## [Records supplied]
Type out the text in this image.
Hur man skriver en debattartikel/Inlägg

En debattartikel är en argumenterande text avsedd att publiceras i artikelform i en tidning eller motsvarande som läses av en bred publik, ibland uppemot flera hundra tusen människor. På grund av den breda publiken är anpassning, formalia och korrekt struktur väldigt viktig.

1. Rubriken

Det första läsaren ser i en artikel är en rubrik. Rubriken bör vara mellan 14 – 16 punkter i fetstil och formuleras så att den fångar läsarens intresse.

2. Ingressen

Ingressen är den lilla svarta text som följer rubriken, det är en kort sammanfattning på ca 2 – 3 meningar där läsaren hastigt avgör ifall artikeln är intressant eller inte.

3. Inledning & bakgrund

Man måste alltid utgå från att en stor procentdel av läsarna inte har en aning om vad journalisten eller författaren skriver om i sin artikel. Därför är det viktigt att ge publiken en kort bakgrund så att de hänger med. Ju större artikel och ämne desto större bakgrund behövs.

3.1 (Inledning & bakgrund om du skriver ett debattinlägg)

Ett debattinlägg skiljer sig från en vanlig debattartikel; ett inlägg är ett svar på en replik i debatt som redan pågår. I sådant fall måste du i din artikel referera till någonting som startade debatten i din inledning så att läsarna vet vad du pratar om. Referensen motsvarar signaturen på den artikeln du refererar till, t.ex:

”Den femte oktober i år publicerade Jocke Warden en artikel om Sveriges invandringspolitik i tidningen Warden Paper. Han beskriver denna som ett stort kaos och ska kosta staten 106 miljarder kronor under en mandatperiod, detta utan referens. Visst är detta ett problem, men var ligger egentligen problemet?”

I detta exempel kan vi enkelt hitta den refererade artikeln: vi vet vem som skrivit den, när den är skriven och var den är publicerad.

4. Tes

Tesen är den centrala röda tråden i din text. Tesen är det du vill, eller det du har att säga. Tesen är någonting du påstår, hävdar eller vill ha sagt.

## [Exercise objective]
Copy out every line in the listing where the word "Ingressen" appears.

## [Exercise output]
2. Ingressen
Ingressen är den lilla svarta text som följer rubriken, det är en kort sammanfattning på ca 2 – 3 meningar där läsaren hastigt avgör ifall artikeln är intressant eller inte.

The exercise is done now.